> RECORDS
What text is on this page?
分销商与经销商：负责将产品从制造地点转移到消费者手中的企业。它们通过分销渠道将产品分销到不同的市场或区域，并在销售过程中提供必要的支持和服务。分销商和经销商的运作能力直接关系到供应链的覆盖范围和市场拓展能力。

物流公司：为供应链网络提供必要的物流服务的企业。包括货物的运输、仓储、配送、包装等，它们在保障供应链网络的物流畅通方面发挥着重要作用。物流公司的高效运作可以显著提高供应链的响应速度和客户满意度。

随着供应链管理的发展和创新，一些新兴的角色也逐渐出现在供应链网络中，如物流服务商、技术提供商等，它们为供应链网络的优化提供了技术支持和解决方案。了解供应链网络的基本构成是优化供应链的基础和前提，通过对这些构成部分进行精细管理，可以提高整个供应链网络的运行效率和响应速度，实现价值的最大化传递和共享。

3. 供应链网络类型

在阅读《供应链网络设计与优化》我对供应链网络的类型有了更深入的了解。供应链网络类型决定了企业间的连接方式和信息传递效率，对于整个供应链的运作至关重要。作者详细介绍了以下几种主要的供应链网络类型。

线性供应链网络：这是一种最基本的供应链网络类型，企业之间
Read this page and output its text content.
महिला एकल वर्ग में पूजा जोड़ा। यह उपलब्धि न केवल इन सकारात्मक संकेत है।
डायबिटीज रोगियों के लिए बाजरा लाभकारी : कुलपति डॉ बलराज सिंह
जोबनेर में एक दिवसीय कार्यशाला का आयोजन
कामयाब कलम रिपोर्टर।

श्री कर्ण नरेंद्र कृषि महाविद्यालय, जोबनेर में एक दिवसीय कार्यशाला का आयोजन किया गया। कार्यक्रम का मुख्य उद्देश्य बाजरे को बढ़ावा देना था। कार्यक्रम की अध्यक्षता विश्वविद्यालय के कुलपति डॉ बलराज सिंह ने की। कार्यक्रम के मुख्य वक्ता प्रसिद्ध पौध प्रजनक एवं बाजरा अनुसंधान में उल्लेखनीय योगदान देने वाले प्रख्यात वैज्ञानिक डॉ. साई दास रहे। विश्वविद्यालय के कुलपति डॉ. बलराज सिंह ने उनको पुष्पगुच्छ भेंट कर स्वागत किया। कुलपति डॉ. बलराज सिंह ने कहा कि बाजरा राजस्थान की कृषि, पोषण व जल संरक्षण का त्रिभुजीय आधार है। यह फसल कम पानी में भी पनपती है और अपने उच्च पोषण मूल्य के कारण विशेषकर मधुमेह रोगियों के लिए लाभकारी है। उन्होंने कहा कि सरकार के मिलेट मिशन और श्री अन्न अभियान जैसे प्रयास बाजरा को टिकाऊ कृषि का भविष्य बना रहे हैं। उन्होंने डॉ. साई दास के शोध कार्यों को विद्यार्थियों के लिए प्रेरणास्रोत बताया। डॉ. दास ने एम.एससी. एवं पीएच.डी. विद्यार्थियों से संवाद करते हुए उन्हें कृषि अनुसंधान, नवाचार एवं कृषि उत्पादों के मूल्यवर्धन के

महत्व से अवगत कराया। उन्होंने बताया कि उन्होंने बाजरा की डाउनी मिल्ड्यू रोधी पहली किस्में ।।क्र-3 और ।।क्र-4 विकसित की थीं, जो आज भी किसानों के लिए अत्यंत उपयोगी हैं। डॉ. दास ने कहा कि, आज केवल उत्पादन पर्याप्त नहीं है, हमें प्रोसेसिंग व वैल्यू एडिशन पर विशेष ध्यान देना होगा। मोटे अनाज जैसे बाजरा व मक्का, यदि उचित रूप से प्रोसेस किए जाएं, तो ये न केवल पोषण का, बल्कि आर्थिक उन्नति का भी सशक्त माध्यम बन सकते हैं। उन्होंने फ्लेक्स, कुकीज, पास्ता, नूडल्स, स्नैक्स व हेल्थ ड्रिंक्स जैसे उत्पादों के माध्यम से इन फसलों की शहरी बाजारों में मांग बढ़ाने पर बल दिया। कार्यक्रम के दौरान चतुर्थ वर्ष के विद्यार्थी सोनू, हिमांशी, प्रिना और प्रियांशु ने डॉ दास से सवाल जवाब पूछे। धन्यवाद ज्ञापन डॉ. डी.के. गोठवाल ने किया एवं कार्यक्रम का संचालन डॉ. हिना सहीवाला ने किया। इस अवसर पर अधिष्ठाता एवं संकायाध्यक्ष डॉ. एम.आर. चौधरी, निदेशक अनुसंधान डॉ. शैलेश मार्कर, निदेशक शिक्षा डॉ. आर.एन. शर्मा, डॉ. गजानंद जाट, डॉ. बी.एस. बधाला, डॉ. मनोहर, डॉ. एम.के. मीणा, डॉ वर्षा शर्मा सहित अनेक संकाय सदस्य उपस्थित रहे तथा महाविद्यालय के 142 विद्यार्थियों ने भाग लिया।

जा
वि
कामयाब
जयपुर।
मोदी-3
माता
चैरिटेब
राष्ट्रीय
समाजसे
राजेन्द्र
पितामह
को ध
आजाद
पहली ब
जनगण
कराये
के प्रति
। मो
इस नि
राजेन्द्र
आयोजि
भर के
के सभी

> REQUIREMENTS
Repeat the records above exactly, leaving none out.

> THE RESPONSE
What text is on this page?
分销商与经销商：负责将产品从制造地点转移到消费者手中的企业。它们通过分销渠道将产品分销到不同的市场或区域，并在销售过程中提供必要的支持和服务。分销商和经销商的运作能力直接关系到供应链的覆盖范围和市场拓展能力。

物流公司：为供应链网络提供必要的物流服务的企业。包括货物的运输、仓储、配送、包装等，它们在保障供应链网络的物流畅通方面发挥着重要作用。物流公司的高效运作可以显著提高供应链的响应速度和客户满意度。

随着供应链管理的发展和创新，一些新兴的角色也逐渐出现在供应链网络中，如物流服务商、技术提供商等，它们为供应链网络的优化提供了技术支持和解决方案。了解供应链网络的基本构成是优化供应链的基础和前提，通过对这些构成部分进行精细管理，可以提高整个供应链网络的运行效率和响应速度，实现价值的最大化传递和共享。

3. 供应链网络类型

在阅读《供应链网络设计与优化》我对供应链网络的类型有了更深入的了解。供应链网络类型决定了企业间的连接方式和信息传递效率，对于整个供应链的运作至关重要。作者详细介绍了以下几种主要的供应链网络类型。

线性供应链网络：这是一种最基本的供应链网络类型，企业之间
Read this page and output its text content.
महिला एकल वर्ग में पूजा जोड़ा। यह उपलब्धि न केवल इन सकारात्मक संकेत है।
डायबिटीज रोगियों के लिए बाजरा लाभकारी : कुलपति डॉ बलराज सिंह
जोबनेर में एक दिवसीय कार्यशाला का आयोजन
कामयाब कलम रिपोर्टर।

श्री कर्ण नरेंद्र कृषि महाविद्यालय, जोबनेर में एक दिवसीय कार्यशाला का आयोजन किया गया। कार्यक्रम का मुख्य उद्देश्य बाजरे को बढ़ावा देना था। कार्यक्रम की अध्यक्षता विश्वविद्यालय के कुलपति डॉ बलराज सिंह ने की। कार्यक्रम के मुख्य वक्ता प्रसिद्ध पौध प्रजनक एवं बाजरा अनुसंधान में उल्लेखनीय योगदान देने वाले प्रख्यात वैज्ञानिक डॉ. साई दास रहे। विश्वविद्यालय के कुलपति डॉ. बलराज सिंह ने उनको पुष्पगुच्छ भेंट कर स्वागत किया। कुलपति डॉ. बलराज सिंह ने कहा कि बाजरा राजस्थान की कृषि, पोषण व जल संरक्षण का त्रिभुजीय आधार है। यह फसल कम पानी में भी पनपती है और अपने उच्च पोषण मूल्य के कारण विशेषकर मधुमेह रोगियों के लिए लाभकारी है। उन्होंने कहा कि सरकार के मिलेट मिशन और श्री अन्न अभियान जैसे प्रयास बाजरा को टिकाऊ कृषि का भविष्य बना रहे हैं। उन्होंने डॉ. साई दास के शोध कार्यों को विद्यार्थियों के लिए प्रेरणास्रोत बताया। डॉ. दास ने एम.एससी. एवं पीएच.डी. विद्यार्थियों से संवाद करते हुए उन्हें कृषि अनुसंधान, नवाचार एवं कृषि उत्पादों के मूल्यवर्धन के

महत्व से अवगत कराया। उन्होंने बताया कि उन्होंने बाजरा की डाउनी मिल्ड्यू रोधी पहली किस्में ।।क्र-3 और ।।क्र-4 विकसित की थीं, जो आज भी किसानों के लिए अत्यंत उपयोगी हैं। डॉ. दास ने कहा कि, आज केवल उत्पादन पर्याप्त नहीं है, हमें प्रोसेसिंग व वैल्यू एडिशन पर विशेष ध्यान देना होगा। मोटे अनाज जैसे बाजरा व मक्का, यदि उचित रूप से प्रोसेस किए जाएं, तो ये न केवल पोषण का, बल्कि आर्थिक उन्नति का भी सशक्त माध्यम बन सकते हैं। उन्होंने फ्लेक्स, कुकीज, पास्ता, नूडल्स, स्नैक्स व हेल्थ ड्रिंक्स जैसे उत्पादों के माध्यम से इन फसलों की शहरी बाजारों में मांग बढ़ाने पर बल दिया। कार्यक्रम के दौरान चतुर्थ वर्ष के विद्यार्थी सोनू, हिमांशी, प्रिना और प्रियांशु ने डॉ दास से सवाल जवाब पूछे। धन्यवाद ज्ञापन डॉ. डी.के. गोठवाल ने किया एवं कार्यक्रम का संचालन डॉ. हिना सहीवाला ने किया। इस अवसर पर अधिष्ठाता एवं संकायाध्यक्ष डॉ. एम.आर. चौधरी, निदेशक अनुसंधान डॉ. शैलेश मार्कर, निदेशक शिक्षा डॉ. आर.एन. शर्मा, डॉ. गजानंद जाट, डॉ. बी.एस. बधाला, डॉ. मनोहर, डॉ. एम.के. मीणा, डॉ वर्षा शर्मा सहित अनेक संकाय सदस्य उपस्थित रहे तथा महाविद्यालय के 142 विद्यार्थियों ने भाग लिया।

जा
वि
कामयाब
जयपुर।
मोदी-3
माता
चैरिटेब
राष्ट्रीय
समाजसे
राजेन्द्र
पितामह
को ध
आजाद
पहली ब
जनगण
कराये
के प्रति
। मो
इस नि
राजेन्द्र
आयोजि
भर के
के सभी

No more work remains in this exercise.